** Start **

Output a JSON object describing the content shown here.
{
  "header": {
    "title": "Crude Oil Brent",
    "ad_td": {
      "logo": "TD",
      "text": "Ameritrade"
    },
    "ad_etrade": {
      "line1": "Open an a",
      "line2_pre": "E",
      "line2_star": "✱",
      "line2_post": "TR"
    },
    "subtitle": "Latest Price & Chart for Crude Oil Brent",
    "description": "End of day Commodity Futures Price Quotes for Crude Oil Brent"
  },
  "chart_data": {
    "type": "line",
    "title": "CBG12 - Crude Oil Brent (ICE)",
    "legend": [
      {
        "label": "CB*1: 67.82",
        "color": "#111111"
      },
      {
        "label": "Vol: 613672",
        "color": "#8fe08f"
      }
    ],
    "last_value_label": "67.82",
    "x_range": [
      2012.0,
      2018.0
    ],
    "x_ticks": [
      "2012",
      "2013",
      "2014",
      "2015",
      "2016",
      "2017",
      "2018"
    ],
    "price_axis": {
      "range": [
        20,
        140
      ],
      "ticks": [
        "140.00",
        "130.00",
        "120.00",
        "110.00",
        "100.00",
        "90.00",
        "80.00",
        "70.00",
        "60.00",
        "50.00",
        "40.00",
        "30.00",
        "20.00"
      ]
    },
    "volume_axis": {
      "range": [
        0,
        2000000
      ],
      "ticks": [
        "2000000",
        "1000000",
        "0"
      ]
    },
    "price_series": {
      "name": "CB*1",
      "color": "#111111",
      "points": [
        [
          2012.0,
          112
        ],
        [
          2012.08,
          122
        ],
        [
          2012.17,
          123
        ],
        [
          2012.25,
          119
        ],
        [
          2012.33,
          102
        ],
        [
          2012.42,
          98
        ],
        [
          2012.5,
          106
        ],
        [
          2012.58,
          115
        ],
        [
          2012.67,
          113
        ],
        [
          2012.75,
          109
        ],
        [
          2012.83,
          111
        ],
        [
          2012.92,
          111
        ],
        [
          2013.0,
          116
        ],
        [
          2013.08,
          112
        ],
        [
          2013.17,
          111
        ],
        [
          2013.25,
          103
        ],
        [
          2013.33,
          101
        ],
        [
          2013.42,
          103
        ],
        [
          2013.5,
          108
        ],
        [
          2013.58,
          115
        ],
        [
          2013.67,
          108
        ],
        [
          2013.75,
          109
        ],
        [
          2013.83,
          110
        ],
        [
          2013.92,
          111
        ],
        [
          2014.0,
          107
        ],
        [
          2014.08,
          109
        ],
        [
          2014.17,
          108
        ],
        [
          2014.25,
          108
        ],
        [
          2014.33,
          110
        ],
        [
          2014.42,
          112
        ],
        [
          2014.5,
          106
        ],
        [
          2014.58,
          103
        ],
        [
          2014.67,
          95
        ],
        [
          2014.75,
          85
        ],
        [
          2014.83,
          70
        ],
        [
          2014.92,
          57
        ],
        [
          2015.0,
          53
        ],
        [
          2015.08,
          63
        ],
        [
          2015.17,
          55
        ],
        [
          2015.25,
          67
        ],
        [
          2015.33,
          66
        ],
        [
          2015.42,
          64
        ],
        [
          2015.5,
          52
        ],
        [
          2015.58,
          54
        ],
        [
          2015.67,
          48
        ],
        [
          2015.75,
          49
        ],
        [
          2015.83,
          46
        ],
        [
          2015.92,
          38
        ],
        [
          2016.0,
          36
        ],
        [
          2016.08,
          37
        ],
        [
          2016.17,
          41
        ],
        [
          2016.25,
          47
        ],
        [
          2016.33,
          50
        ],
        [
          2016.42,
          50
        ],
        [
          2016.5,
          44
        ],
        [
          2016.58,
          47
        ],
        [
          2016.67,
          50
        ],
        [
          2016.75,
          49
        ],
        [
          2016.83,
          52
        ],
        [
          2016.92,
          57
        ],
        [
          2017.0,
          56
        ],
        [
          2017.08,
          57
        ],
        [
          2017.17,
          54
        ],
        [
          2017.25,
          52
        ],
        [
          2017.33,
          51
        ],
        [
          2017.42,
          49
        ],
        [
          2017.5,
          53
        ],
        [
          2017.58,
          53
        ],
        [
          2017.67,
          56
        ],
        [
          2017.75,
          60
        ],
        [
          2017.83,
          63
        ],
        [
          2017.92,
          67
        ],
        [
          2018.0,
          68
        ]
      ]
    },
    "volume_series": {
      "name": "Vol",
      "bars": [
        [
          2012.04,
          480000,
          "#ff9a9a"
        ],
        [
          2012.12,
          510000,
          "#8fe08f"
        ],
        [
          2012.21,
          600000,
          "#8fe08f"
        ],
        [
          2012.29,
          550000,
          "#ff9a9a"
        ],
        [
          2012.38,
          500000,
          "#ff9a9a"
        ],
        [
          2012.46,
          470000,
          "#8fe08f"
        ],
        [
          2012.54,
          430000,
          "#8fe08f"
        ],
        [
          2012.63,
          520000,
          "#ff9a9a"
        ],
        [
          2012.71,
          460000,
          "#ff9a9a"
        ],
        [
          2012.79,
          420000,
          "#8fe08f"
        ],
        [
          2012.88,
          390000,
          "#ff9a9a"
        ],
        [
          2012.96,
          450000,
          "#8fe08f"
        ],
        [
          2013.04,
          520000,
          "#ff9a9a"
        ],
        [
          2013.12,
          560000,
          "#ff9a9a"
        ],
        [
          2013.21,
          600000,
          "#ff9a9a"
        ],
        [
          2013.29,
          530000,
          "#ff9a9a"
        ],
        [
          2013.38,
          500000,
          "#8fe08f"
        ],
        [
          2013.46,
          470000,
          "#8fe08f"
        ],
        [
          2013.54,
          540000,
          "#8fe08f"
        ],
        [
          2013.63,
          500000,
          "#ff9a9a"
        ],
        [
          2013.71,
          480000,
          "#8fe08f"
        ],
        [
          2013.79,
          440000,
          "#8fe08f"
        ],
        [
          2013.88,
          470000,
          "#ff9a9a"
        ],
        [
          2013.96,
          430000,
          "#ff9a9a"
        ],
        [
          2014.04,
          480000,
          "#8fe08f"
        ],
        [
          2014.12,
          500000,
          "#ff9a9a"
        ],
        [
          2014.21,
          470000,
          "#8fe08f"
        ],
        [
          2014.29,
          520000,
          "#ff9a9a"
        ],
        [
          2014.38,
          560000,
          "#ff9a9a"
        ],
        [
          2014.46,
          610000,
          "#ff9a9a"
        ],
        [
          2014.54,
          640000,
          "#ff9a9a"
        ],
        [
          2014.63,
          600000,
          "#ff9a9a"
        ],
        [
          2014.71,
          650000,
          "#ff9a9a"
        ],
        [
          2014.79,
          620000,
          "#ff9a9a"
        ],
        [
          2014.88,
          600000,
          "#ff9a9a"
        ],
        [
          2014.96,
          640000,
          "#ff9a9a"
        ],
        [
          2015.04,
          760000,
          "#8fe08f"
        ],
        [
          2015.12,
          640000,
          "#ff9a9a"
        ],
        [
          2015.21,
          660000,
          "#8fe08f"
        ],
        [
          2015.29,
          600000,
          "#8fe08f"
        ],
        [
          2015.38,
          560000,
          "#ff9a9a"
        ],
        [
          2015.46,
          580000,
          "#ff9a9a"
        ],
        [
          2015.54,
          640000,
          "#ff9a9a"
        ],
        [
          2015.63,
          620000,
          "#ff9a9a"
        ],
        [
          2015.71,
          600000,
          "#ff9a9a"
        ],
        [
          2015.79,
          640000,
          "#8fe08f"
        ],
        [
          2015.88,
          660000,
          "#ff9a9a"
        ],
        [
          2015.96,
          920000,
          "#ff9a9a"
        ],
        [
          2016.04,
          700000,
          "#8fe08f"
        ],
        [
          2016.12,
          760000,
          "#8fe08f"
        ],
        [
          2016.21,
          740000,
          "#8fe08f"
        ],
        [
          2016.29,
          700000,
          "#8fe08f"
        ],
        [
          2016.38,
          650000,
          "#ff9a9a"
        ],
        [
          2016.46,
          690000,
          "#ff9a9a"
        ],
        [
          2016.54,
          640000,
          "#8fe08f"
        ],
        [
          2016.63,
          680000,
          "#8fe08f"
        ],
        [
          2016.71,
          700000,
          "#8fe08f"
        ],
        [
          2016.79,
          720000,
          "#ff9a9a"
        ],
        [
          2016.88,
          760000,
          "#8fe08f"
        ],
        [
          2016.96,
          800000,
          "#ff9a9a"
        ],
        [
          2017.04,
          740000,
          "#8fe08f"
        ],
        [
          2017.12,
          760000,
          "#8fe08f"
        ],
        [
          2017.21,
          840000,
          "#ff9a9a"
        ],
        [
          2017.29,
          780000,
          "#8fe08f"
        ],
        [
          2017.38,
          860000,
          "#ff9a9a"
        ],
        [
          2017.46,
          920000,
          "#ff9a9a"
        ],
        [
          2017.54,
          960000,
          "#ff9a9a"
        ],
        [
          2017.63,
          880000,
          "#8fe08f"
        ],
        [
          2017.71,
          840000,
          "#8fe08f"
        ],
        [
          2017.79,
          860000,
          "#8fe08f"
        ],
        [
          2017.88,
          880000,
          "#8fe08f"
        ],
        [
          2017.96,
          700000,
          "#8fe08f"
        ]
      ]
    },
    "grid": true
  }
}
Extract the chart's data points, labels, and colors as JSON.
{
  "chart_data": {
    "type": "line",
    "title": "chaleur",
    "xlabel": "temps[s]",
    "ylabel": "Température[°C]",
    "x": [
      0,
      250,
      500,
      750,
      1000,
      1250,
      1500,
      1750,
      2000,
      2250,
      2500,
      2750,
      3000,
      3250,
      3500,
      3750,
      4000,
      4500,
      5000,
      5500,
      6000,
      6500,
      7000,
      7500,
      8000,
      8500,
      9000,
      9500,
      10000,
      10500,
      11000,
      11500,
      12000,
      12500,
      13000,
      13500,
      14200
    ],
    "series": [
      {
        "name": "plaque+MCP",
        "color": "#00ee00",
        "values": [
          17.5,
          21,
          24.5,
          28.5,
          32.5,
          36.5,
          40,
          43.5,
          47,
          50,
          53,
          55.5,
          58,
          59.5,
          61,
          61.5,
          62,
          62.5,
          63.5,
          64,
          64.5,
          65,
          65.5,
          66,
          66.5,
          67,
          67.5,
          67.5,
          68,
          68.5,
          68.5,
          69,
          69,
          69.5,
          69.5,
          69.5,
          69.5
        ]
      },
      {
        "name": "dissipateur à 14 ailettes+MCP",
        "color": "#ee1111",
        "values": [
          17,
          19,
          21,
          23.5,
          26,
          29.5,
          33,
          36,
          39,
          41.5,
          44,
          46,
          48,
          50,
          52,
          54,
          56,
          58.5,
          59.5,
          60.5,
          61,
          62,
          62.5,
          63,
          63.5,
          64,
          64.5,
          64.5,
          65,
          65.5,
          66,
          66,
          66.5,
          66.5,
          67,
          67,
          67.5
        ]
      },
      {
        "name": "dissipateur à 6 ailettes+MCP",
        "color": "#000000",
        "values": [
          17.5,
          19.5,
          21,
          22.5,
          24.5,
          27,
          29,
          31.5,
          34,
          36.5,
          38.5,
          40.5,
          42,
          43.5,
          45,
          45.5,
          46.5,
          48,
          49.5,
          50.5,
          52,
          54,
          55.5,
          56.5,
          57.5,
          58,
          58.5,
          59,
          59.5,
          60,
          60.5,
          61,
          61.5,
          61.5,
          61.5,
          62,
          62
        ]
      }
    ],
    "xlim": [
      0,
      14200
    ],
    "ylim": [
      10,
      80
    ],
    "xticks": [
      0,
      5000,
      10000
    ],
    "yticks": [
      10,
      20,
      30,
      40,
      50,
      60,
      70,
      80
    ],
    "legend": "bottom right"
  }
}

** End **

SET PROBLEM: Only lines with the word "name" are wanted, so copy each one from the records.

ANSWER TO THE PROBLEM:
      "name": "CB*1",
      "name": "Vol",
        "name": "plaque+MCP",
        "name": "dissipateur à 14 ailettes+MCP",
        "name": "dissipateur à 6 ailettes+MCP",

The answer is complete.